START
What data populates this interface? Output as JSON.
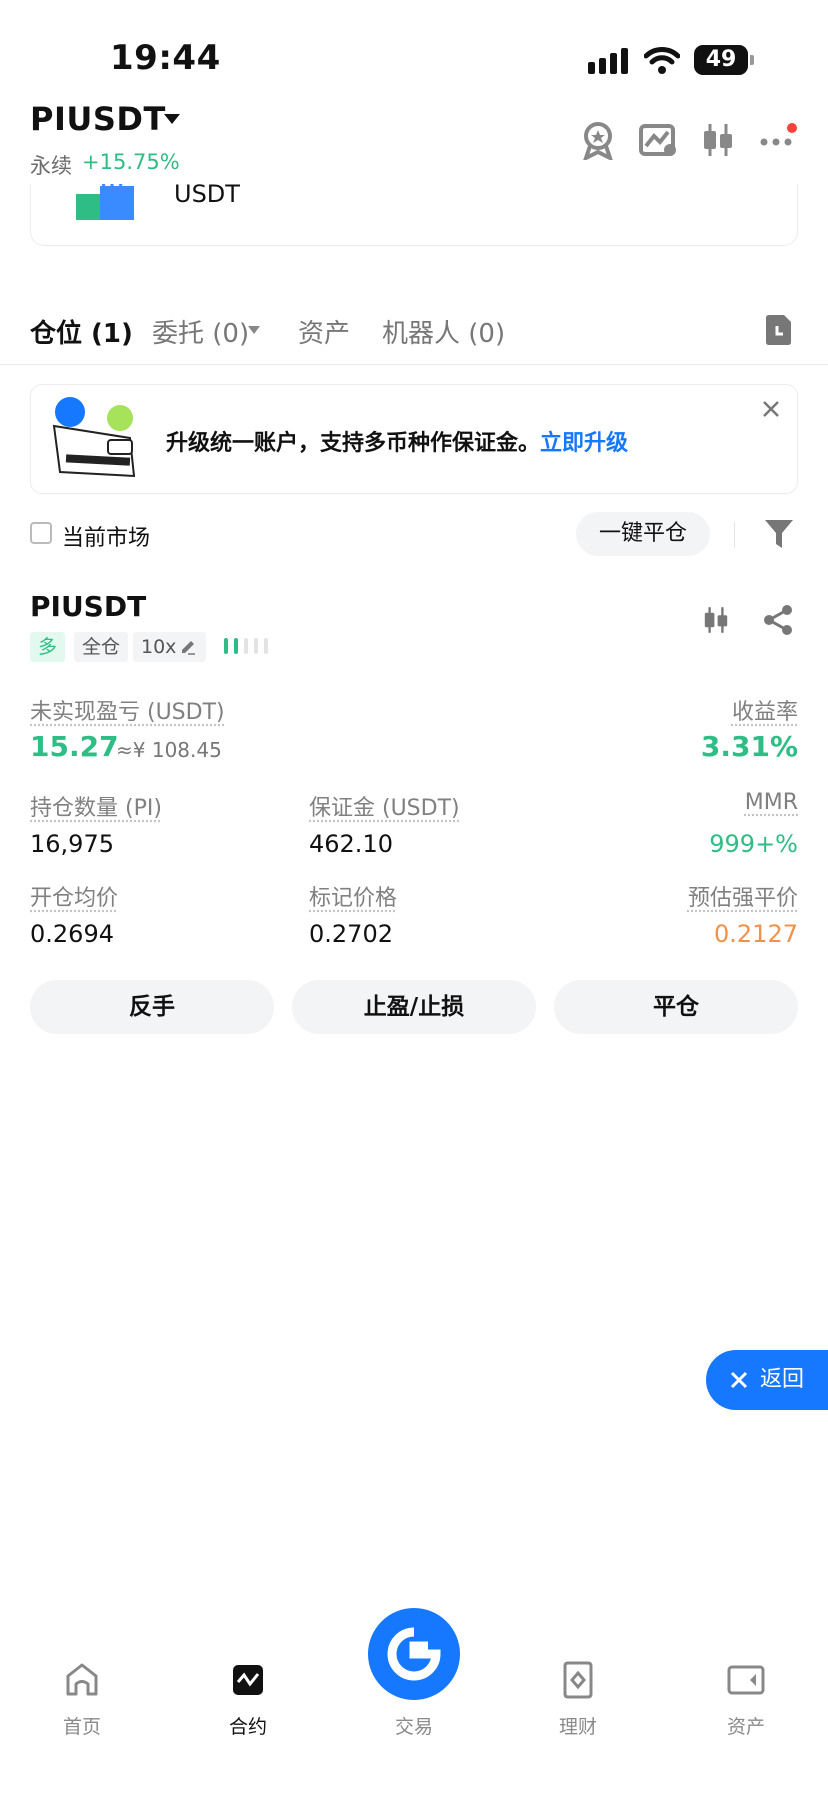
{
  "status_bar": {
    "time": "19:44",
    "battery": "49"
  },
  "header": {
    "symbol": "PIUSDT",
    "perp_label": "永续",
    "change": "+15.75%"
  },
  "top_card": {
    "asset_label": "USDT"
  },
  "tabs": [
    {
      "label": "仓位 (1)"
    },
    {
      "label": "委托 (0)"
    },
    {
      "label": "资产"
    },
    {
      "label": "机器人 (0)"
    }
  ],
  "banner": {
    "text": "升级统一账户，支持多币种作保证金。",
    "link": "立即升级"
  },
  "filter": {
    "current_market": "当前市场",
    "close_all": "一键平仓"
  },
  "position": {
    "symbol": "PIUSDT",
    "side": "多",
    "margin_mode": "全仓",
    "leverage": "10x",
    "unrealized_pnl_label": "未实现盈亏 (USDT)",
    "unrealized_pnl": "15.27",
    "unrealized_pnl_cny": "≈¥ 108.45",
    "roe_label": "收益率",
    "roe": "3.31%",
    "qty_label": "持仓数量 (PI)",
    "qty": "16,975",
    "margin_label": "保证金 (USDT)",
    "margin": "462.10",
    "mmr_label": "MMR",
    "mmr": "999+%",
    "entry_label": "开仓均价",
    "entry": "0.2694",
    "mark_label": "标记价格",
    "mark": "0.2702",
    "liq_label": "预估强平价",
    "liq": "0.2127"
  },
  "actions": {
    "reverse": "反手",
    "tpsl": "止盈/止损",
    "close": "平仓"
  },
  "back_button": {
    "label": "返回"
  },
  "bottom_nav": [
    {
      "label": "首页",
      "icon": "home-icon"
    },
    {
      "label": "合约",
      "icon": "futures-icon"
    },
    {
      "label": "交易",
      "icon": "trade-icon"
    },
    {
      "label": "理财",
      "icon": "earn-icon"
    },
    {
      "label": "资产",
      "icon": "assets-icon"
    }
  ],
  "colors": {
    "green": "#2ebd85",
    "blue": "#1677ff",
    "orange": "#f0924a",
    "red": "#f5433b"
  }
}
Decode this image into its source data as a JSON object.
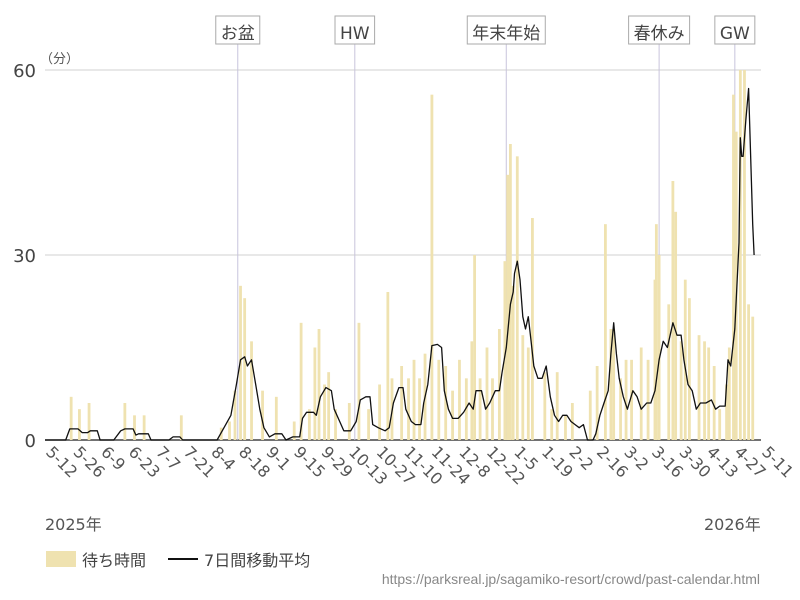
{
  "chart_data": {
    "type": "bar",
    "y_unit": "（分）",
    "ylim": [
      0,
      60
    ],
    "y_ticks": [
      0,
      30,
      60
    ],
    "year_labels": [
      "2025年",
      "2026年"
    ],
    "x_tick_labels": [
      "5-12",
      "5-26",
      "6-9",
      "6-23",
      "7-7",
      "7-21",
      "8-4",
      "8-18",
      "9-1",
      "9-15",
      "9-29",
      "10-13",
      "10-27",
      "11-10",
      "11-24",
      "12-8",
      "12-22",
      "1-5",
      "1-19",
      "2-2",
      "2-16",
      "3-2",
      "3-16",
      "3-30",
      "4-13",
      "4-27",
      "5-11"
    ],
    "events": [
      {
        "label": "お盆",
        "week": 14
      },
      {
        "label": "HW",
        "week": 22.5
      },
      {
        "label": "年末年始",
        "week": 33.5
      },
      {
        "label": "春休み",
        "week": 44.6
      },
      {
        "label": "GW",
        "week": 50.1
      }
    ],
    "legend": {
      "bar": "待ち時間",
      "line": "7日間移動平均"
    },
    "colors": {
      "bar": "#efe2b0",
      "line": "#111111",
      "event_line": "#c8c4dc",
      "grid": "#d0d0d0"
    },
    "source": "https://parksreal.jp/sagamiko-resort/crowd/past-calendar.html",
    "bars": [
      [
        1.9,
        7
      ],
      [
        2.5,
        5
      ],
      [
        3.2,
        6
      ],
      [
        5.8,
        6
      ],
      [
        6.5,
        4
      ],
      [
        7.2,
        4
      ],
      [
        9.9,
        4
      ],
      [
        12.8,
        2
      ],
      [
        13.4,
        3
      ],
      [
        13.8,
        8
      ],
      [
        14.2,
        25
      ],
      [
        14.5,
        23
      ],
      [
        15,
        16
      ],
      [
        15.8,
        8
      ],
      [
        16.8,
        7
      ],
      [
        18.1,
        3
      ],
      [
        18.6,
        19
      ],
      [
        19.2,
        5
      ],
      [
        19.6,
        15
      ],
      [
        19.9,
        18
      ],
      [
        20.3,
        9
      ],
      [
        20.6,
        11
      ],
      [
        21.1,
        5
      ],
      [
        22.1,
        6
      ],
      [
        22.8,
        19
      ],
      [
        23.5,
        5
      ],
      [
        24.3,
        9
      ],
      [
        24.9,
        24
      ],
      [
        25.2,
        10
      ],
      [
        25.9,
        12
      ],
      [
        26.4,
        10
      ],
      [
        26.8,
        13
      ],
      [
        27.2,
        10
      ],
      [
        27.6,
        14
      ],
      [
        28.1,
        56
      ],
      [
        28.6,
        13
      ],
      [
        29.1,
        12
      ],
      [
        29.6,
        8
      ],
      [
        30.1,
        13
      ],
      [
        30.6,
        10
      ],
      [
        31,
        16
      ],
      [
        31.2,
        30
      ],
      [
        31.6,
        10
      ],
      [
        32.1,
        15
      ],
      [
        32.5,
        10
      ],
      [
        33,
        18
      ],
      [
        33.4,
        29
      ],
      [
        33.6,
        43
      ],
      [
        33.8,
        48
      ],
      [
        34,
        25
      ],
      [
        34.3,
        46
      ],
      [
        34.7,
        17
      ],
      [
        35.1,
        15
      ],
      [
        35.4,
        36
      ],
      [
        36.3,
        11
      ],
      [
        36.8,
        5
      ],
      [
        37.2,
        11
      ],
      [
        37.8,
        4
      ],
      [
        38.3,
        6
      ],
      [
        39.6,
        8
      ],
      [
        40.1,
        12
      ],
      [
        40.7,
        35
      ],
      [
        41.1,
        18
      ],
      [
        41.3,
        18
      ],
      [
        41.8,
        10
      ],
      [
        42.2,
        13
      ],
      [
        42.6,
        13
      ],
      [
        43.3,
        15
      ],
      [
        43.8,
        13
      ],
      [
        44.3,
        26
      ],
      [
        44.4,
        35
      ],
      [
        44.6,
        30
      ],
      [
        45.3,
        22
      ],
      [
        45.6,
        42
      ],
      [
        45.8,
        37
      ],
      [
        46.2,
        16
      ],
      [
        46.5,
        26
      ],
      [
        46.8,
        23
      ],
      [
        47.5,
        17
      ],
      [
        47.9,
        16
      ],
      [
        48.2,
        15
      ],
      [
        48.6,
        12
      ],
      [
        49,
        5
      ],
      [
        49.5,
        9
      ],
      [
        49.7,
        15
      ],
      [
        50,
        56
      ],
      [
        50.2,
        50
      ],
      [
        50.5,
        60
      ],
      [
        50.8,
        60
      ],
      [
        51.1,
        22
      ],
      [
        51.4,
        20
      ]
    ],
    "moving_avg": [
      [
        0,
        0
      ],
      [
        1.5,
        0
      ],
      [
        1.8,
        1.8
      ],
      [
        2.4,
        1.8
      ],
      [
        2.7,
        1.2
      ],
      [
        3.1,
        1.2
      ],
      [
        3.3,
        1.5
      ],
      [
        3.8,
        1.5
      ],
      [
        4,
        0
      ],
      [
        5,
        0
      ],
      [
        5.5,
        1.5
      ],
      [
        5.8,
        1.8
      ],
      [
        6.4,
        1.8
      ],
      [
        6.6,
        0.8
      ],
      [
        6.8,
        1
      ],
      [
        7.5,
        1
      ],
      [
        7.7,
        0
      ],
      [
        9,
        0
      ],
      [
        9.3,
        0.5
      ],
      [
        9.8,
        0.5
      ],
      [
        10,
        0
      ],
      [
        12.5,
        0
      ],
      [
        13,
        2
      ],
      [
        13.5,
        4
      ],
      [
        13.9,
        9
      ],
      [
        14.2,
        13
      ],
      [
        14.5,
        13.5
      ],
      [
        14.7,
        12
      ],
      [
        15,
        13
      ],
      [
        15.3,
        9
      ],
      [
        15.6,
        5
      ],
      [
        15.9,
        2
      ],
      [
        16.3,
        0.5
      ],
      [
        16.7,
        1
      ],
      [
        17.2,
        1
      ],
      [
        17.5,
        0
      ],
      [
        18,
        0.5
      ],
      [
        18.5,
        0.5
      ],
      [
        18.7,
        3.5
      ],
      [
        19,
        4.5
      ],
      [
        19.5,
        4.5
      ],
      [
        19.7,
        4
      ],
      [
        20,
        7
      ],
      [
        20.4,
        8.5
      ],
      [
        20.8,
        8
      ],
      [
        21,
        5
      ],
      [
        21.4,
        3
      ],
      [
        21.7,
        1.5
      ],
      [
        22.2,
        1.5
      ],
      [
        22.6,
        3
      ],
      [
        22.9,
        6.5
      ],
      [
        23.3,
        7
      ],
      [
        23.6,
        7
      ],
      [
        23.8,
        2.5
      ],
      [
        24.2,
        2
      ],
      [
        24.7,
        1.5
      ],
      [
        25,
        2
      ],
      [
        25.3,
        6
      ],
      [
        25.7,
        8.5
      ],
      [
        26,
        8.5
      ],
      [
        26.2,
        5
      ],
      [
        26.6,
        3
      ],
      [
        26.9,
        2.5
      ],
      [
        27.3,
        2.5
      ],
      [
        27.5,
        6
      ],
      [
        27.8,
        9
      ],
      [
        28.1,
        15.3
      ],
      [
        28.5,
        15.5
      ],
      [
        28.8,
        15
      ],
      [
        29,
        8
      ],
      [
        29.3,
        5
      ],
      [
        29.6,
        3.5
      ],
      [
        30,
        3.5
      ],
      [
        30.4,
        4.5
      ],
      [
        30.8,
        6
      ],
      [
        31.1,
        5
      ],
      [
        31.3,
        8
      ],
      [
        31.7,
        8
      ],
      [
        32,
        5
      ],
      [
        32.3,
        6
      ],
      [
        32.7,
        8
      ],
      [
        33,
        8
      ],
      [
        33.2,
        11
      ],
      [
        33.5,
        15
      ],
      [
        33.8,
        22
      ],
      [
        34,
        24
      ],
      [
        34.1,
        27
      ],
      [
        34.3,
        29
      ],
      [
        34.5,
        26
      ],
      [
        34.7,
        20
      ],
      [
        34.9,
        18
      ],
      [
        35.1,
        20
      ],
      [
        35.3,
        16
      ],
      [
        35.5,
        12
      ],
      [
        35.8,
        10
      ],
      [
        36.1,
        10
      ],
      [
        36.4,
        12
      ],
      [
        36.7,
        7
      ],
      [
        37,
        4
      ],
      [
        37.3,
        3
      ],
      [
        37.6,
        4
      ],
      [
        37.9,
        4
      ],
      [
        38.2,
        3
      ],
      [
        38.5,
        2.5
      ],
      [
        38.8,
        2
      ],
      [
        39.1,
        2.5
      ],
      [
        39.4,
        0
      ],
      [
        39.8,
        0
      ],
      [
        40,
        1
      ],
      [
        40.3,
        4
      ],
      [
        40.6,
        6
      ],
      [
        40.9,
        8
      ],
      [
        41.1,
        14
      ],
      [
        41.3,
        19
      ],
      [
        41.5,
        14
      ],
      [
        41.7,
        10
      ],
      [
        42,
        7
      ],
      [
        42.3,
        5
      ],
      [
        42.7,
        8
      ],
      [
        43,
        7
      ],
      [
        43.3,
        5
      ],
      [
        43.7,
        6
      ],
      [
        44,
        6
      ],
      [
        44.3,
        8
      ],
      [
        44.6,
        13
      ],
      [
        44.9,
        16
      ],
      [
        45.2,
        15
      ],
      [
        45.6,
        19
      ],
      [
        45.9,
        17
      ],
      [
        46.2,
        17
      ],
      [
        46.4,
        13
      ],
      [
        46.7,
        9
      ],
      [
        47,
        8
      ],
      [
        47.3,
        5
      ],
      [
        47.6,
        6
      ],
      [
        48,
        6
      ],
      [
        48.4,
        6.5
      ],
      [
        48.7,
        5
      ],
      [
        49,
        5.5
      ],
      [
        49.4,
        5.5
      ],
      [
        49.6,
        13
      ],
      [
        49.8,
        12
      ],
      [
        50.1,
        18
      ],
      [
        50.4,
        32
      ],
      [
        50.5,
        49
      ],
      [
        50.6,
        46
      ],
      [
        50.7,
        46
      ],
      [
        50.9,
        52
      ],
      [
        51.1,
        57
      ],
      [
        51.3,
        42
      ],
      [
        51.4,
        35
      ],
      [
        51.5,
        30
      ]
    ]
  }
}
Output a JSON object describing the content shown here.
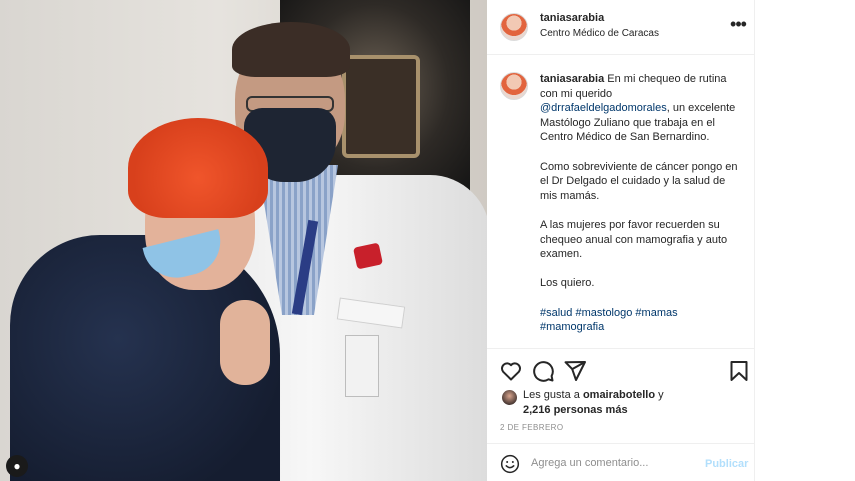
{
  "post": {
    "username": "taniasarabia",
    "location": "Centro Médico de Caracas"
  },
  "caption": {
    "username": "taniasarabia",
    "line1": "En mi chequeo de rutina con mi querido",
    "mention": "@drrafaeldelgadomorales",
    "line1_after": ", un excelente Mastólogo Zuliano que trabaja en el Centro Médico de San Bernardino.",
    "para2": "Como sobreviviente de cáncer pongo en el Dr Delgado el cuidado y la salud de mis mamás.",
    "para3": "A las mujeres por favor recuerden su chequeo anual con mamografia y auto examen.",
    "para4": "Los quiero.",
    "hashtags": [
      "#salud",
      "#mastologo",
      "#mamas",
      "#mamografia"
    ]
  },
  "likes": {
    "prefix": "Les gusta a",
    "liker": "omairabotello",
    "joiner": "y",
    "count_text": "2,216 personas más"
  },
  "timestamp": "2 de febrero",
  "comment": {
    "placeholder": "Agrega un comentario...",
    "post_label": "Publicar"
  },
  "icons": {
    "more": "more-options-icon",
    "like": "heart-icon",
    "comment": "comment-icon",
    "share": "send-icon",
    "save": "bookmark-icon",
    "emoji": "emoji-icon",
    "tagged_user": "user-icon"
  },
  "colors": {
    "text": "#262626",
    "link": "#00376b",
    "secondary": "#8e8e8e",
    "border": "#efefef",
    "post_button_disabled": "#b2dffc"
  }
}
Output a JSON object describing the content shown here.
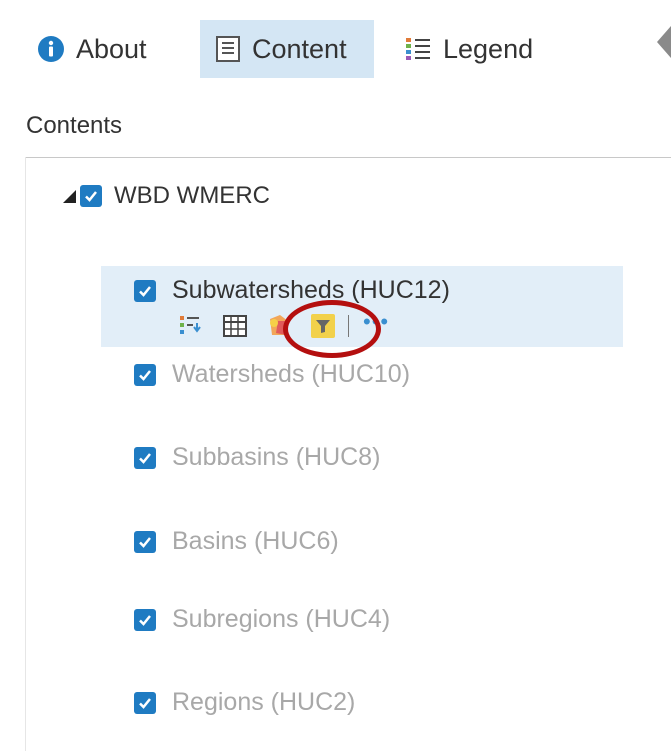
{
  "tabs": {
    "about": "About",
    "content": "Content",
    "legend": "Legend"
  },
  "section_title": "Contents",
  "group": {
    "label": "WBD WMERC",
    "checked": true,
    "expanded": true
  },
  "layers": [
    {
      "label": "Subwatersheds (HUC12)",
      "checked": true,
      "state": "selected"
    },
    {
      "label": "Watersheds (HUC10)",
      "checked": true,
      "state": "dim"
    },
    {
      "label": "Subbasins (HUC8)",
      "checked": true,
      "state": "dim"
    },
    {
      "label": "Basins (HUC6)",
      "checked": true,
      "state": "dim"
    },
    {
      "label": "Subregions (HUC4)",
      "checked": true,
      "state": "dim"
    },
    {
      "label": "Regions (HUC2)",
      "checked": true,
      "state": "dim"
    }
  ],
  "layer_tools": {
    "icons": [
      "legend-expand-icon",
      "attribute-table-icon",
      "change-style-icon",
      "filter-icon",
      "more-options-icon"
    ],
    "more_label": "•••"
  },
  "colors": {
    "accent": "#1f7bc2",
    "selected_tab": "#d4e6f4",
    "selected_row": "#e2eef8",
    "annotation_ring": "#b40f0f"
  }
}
END
§ DESCRIPTION OF THE TASK
Extract each line from the listing that holds the word "legend".

§ ANSWER TO THE EXERCISE
    "legend": {
    "legend": "Legend"
      "legend-expand-icon",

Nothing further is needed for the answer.